STATED GOAL | Locate the string "variant" in the listing below. Copy every line where it is found.

A run of records
====================

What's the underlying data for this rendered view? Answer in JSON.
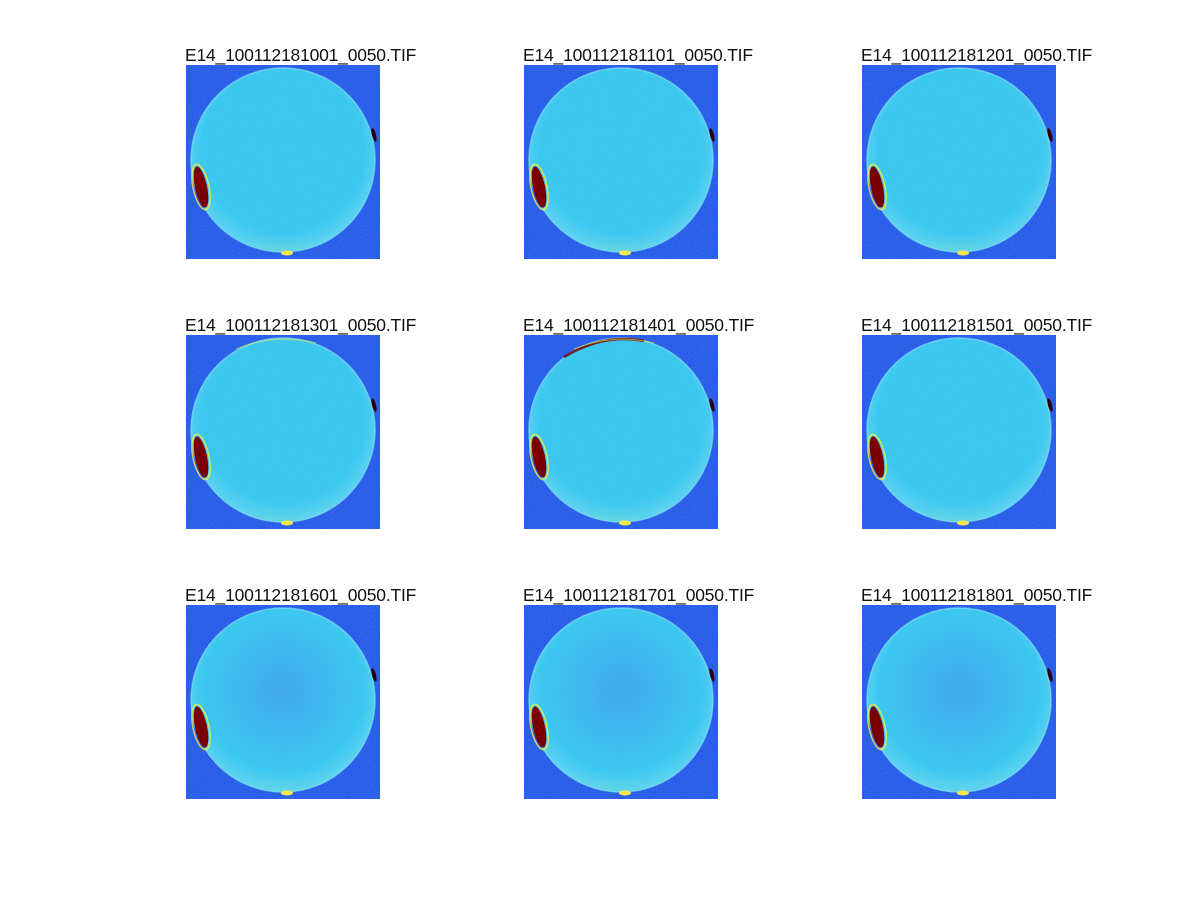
{
  "panels": [
    {
      "title": "E14_100112181001_0050.TIF",
      "variant": 0
    },
    {
      "title": "E14_100112181101_0050.TIF",
      "variant": 1
    },
    {
      "title": "E14_100112181201_0050.TIF",
      "variant": 2
    },
    {
      "title": "E14_100112181301_0050.TIF",
      "variant": 3
    },
    {
      "title": "E14_100112181401_0050.TIF",
      "variant": 4
    },
    {
      "title": "E14_100112181501_0050.TIF",
      "variant": 5
    },
    {
      "title": "E14_100112181601_0050.TIF",
      "variant": 6
    },
    {
      "title": "E14_100112181701_0050.TIF",
      "variant": 7
    },
    {
      "title": "E14_100112181801_0050.TIF",
      "variant": 8
    }
  ],
  "colors": {
    "background_blue": "#1a4de6",
    "disk_cyan": "#35c9ef",
    "glow_yellow": "#f2f23a",
    "hotspot_red": "#7a0000"
  }
}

====================

FINISHED ANSWER |
      "variant": 0
      "variant": 1
      "variant": 2
      "variant": 3
      "variant": 4
      "variant": 5
      "variant": 6
      "variant": 7
      "variant": 8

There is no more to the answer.